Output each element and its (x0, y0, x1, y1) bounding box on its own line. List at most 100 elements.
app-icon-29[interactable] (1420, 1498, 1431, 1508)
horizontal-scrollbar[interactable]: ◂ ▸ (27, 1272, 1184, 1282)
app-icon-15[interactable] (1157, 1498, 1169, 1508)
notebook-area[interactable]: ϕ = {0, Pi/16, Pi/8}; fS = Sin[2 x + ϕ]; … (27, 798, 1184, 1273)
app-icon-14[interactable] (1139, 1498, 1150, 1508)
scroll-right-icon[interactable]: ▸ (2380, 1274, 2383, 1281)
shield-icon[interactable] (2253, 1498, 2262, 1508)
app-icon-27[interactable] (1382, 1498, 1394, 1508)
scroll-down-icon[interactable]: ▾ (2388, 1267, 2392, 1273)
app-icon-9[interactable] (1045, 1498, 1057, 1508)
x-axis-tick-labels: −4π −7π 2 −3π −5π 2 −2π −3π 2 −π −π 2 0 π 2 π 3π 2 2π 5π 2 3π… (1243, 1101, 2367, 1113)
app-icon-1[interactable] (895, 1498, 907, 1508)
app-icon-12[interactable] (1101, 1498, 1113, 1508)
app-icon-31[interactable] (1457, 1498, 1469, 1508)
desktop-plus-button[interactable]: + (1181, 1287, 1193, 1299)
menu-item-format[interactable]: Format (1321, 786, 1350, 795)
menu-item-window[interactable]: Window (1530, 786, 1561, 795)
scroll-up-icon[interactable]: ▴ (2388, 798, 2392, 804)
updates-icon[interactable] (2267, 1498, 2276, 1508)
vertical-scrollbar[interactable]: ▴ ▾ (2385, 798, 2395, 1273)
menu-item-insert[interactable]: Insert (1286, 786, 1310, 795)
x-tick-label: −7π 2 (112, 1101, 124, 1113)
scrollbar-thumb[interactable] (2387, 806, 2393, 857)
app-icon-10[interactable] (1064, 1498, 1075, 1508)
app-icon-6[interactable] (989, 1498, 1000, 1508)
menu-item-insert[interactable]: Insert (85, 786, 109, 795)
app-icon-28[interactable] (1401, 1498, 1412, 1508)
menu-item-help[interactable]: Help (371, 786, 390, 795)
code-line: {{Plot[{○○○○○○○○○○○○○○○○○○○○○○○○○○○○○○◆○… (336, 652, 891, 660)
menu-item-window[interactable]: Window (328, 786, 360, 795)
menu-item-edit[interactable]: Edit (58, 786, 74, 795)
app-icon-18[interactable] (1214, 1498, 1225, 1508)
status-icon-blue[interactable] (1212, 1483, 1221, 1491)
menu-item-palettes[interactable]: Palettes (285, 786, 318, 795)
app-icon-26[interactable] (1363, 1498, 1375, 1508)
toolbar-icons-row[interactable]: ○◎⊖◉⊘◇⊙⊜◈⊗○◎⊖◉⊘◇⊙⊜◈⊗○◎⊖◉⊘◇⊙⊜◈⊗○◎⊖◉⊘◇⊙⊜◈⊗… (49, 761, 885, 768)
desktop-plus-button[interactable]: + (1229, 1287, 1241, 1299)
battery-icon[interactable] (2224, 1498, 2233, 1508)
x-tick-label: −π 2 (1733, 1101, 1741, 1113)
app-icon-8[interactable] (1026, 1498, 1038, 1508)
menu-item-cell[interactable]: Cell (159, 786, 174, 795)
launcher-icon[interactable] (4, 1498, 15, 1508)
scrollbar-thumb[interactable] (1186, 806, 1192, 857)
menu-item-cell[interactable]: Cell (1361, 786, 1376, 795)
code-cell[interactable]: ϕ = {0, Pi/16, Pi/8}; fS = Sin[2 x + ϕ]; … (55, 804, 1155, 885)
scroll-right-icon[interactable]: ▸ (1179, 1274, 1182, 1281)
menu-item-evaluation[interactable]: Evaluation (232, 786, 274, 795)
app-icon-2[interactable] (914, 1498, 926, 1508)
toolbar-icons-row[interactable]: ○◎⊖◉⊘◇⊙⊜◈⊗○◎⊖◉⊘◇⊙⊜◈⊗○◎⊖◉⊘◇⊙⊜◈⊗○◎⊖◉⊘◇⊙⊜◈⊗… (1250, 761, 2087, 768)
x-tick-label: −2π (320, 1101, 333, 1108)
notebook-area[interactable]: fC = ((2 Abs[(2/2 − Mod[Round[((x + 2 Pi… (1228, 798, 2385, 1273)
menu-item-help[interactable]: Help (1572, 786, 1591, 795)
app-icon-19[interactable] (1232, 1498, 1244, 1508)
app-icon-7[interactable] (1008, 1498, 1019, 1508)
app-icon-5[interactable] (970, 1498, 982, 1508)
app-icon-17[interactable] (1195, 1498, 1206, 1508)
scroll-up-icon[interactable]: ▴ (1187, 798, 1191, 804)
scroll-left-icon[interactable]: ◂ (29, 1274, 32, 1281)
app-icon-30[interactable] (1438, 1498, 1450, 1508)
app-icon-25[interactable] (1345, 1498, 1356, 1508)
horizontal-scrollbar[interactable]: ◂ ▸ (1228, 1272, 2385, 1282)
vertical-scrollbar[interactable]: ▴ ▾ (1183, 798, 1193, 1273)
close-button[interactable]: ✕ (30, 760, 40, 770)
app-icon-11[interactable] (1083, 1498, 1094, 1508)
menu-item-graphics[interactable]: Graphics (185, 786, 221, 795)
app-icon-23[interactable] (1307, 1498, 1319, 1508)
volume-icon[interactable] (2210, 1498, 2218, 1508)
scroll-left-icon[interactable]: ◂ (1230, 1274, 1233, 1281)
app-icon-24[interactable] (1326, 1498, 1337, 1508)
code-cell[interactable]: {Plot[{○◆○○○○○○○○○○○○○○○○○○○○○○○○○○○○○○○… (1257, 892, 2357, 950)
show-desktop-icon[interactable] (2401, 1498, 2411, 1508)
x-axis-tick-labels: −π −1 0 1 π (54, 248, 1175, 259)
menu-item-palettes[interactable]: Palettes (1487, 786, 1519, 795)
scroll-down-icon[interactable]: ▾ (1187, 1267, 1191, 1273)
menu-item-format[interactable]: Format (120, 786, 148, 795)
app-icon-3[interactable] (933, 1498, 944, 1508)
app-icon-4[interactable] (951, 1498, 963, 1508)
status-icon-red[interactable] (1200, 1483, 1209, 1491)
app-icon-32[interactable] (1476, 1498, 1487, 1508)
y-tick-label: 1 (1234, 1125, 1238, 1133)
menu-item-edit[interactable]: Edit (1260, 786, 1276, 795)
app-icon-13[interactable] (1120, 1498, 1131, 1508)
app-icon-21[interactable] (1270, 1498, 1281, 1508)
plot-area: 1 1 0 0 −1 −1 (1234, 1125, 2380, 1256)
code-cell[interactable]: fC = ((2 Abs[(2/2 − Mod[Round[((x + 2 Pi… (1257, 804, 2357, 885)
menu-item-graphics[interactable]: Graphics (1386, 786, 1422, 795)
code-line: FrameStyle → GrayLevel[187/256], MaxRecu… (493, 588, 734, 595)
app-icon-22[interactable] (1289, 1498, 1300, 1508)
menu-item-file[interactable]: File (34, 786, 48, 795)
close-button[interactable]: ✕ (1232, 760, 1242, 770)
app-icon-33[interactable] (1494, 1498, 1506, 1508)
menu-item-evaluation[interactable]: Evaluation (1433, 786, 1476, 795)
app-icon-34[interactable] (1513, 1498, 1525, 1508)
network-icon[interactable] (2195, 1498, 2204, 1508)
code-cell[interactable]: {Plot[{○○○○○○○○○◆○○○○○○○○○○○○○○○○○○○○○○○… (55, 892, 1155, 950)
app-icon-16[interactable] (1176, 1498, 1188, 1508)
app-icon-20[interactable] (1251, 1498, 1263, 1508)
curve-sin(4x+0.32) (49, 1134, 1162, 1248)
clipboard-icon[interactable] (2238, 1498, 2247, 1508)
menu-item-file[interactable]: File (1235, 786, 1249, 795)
☆ ☆ ☆ ☆ ☆ ☆ ☆
(Task directions)
Write out every line of the material above as a numbered list, omitting any blank lines.

(Exercise output)
1. Output each element and its (x0, y0, x1, y1) bounding box on its own line. List at most 100 elements.
2. app-icon-29[interactable] (1420, 1498, 1431, 1508)
3. horizontal-scrollbar[interactable]: ◂ ▸ (27, 1272, 1184, 1282)
4. app-icon-15[interactable] (1157, 1498, 1169, 1508)
5. notebook-area[interactable]: ϕ = {0, Pi/16, Pi/8}; fS = Sin[2 x + ϕ]; … (27, 798, 1184, 1273)
6. app-icon-14[interactable] (1139, 1498, 1150, 1508)
7. scroll-right-icon[interactable]: ▸ (2380, 1274, 2383, 1281)
8. shield-icon[interactable] (2253, 1498, 2262, 1508)
9. app-icon-27[interactable] (1382, 1498, 1394, 1508)
10. scroll-down-icon[interactable]: ▾ (2388, 1267, 2392, 1273)
11. app-icon-9[interactable] (1045, 1498, 1057, 1508)
12. x-axis-tick-labels: −4π −7π 2 −3π −5π 2 −2π −3π 2 −π −π 2 0 π 2 π 3π 2 2π 5π 2 3π… (1243, 1101, 2367, 1113)
13. app-icon-1[interactable] (895, 1498, 907, 1508)
14. app-icon-12[interactable] (1101, 1498, 1113, 1508)
15. app-icon-31[interactable] (1457, 1498, 1469, 1508)
16. desktop-plus-button[interactable]: + (1181, 1287, 1193, 1299)
17. menu-item-format[interactable]: Format (1321, 786, 1350, 795)
18. menu-item-window[interactable]: Window (1530, 786, 1561, 795)
19. scroll-up-icon[interactable]: ▴ (2388, 798, 2392, 804)
20. updates-icon[interactable] (2267, 1498, 2276, 1508)
21. vertical-scrollbar[interactable]: ▴ ▾ (2385, 798, 2395, 1273)
22. menu-item-insert[interactable]: Insert (1286, 786, 1310, 795)
23. x-tick-label: −7π 2 (112, 1101, 124, 1113)
24. scrollbar-thumb[interactable] (2387, 806, 2393, 857)
25. app-icon-10[interactable] (1064, 1498, 1075, 1508)
26. app-icon-6[interactable] (989, 1498, 1000, 1508)
27. menu-item-insert[interactable]: Insert (85, 786, 109, 795)
28. app-icon-28[interactable] (1401, 1498, 1412, 1508)
29. menu-item-help[interactable]: Help (371, 786, 390, 795)
30. code-line: {{Plot[{○○○○○○○○○○○○○○○○○○○○○○○○○○○○○○◆○… (336, 652, 891, 660)
31. menu-item-window[interactable]: Window (328, 786, 360, 795)
32. menu-item-edit[interactable]: Edit (58, 786, 74, 795)
33. app-icon-18[interactable] (1214, 1498, 1225, 1508)
34. status-icon-blue[interactable] (1212, 1483, 1221, 1491)
35. menu-item-palettes[interactable]: Palettes (285, 786, 318, 795)
36. app-icon-26[interactable] (1363, 1498, 1375, 1508)
37. toolbar-icons-row[interactable]: ○◎⊖◉⊘◇⊙⊜◈⊗○◎⊖◉⊘◇⊙⊜◈⊗○◎⊖◉⊘◇⊙⊜◈⊗○◎⊖◉⊘◇⊙⊜◈⊗… (49, 761, 885, 768)
38. desktop-plus-button[interactable]: + (1229, 1287, 1241, 1299)
39. battery-icon[interactable] (2224, 1498, 2233, 1508)
40. x-tick-label: −π 2 (1733, 1101, 1741, 1113)
41. app-icon-8[interactable] (1026, 1498, 1038, 1508)
42. menu-item-cell[interactable]: Cell (159, 786, 174, 795)
43. launcher-icon[interactable] (4, 1498, 15, 1508)
44. scrollbar-thumb[interactable] (1186, 806, 1192, 857)
45. menu-item-cell[interactable]: Cell (1361, 786, 1376, 795)
46. code-cell[interactable]: ϕ = {0, Pi/16, Pi/8}; fS = Sin[2 x + ϕ]; … (55, 804, 1155, 885)
47. scroll-right-icon[interactable]: ▸ (1179, 1274, 1182, 1281)
48. menu-item-evaluation[interactable]: Evaluation (232, 786, 274, 795)
49. app-icon-2[interactable] (914, 1498, 926, 1508)
50. toolbar-icons-row[interactable]: ○◎⊖◉⊘◇⊙⊜◈⊗○◎⊖◉⊘◇⊙⊜◈⊗○◎⊖◉⊘◇⊙⊜◈⊗○◎⊖◉⊘◇⊙⊜◈⊗… (1250, 761, 2087, 768)
51. x-tick-label: −2π (320, 1101, 333, 1108)
52. notebook-area[interactable]: fC = ((2 Abs[(2/2 − Mod[Round[((x + 2 Pi… (1228, 798, 2385, 1273)
53. menu-item-help[interactable]: Help (1572, 786, 1591, 795)
54. app-icon-19[interactable] (1232, 1498, 1244, 1508)
55. app-icon-7[interactable] (1008, 1498, 1019, 1508)
56. app-icon-5[interactable] (970, 1498, 982, 1508)
57. app-icon-17[interactable] (1195, 1498, 1206, 1508)
58. scroll-up-icon[interactable]: ▴ (1187, 798, 1191, 804)
59. scroll-left-icon[interactable]: ◂ (29, 1274, 32, 1281)
60. app-icon-30[interactable] (1438, 1498, 1450, 1508)
61. app-icon-25[interactable] (1345, 1498, 1356, 1508)
62. horizontal-scrollbar[interactable]: ◂ ▸ (1228, 1272, 2385, 1282)
63. vertical-scrollbar[interactable]: ▴ ▾ (1183, 798, 1193, 1273)
64. close-button[interactable]: ✕ (30, 760, 40, 770)
65. app-icon-11[interactable] (1083, 1498, 1094, 1508)
66. menu-item-graphics[interactable]: Graphics (185, 786, 221, 795)
67. app-icon-23[interactable] (1307, 1498, 1319, 1508)
68. volume-icon[interactable] (2210, 1498, 2218, 1508)
69. scroll-left-icon[interactable]: ◂ (1230, 1274, 1233, 1281)
70. app-icon-24[interactable] (1326, 1498, 1337, 1508)
71. code-cell[interactable]: {Plot[{○◆○○○○○○○○○○○○○○○○○○○○○○○○○○○○○○○… (1257, 892, 2357, 950)
72. show-desktop-icon[interactable] (2401, 1498, 2411, 1508)
73. x-axis-tick-labels: −π −1 0 1 π (54, 248, 1175, 259)
74. menu-item-palettes[interactable]: Palettes (1487, 786, 1519, 795)
75. scroll-down-icon[interactable]: ▾ (1187, 1267, 1191, 1273)
76. menu-item-format[interactable]: Format (120, 786, 148, 795)
77. app-icon-3[interactable] (933, 1498, 944, 1508)
78. app-icon-4[interactable] (951, 1498, 963, 1508)
79. status-icon-red[interactable] (1200, 1483, 1209, 1491)
80. app-icon-32[interactable] (1476, 1498, 1487, 1508)
81. y-tick-label: 1 (1234, 1125, 1238, 1133)
82. menu-item-edit[interactable]: Edit (1260, 786, 1276, 795)
83. app-icon-13[interactable] (1120, 1498, 1131, 1508)
84. app-icon-21[interactable] (1270, 1498, 1281, 1508)
85. plot-area: 1 1 0 0 −1 −1 (1234, 1125, 2380, 1256)
86. code-cell[interactable]: fC = ((2 Abs[(2/2 − Mod[Round[((x + 2 Pi… (1257, 804, 2357, 885)
87. menu-item-graphics[interactable]: Graphics (1386, 786, 1422, 795)
88. code-line: FrameStyle → GrayLevel[187/256], MaxRecu… (493, 588, 734, 595)
89. app-icon-22[interactable] (1289, 1498, 1300, 1508)
90. menu-item-file[interactable]: File (34, 786, 48, 795)
91. close-button[interactable]: ✕ (1232, 760, 1242, 770)
92. app-icon-33[interactable] (1494, 1498, 1506, 1508)
93. menu-item-evaluation[interactable]: Evaluation (1433, 786, 1476, 795)
94. app-icon-34[interactable] (1513, 1498, 1525, 1508)
95. network-icon[interactable] (2195, 1498, 2204, 1508)
96. code-cell[interactable]: {Plot[{○○○○○○○○○◆○○○○○○○○○○○○○○○○○○○○○○○… (55, 892, 1155, 950)
97. app-icon-16[interactable] (1176, 1498, 1188, 1508)
98. app-icon-20[interactable] (1251, 1498, 1263, 1508)
99. curve-sin(4x+0.32) (49, 1134, 1162, 1248)
100. clipboard-icon[interactable] (2238, 1498, 2247, 1508)
101. menu-item-file[interactable]: File (1235, 786, 1249, 795)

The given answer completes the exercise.